*What this exercise asks*.
a) In the cpuset OOM thread, why can get_page_from_freelist() fail to find any usable zone?
b) Please carry the cpuset OOM thread forward from its last line.

*Source excerpt*.
"""
Re: [RFC 1/6] mm, page_alloc: fix more premature OOM due to race with cpuset update

From: Christoph Lameter
Date: Tue Apr 11 2017 - 13:24:39 EST


On Tue, 11 Apr 2017, Vlastimil Babka wrote:

> The root of the problem is that the cpuset's mems_allowed and mempolicy's
> nodemask can temporarily have no intersection, thus get_page_from_freelist()
> cannot find any usable zone. The current semantic for empty intersection is to
> ignore mempolicy's nodemask and honour cpuset restrictions. This is checked in
> node_zonelist(), but the racy update can happen after we already passed the

The fallback was only intended for a cpuset on which boundaries are not enforced
in critical conditions (softwall). A hardwall cpuset (CS_MEM_HARDWALL)
"""
*Dataset excerpt*.
"""
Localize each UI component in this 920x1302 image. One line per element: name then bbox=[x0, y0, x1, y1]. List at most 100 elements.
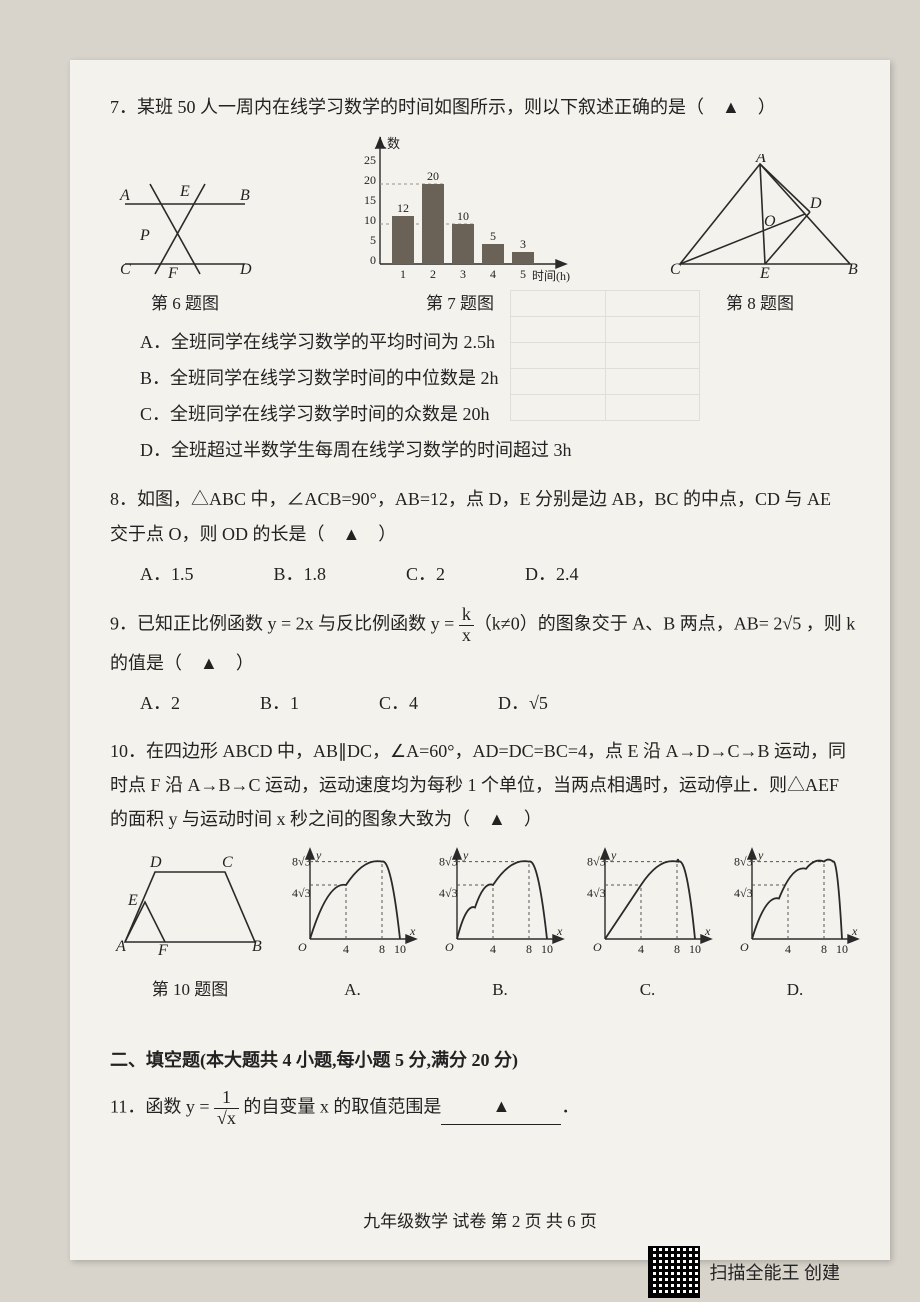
"""
*Answer set*.
a) The cpuset's mems_allowed and the mempolicy's nodemask can temporarily have no intersection. When that happens, get_page_from_freelist() cannot find any usable zone.

b)
should fail the allocation.

> This patch fixes the issue by having __alloc_pages_slowpath() check for empty
> intersection of cpuset and ac->nodemask before OOM or allocation failure. If
> it's indeed empty, the nodemask is ignored and allocation retried, which mimics
> node_zonelist(). This works fine, because almost all callers of

Well that would need to be subject to the hardwall flag. Allocation needs
to fail for a hardwall cpuset.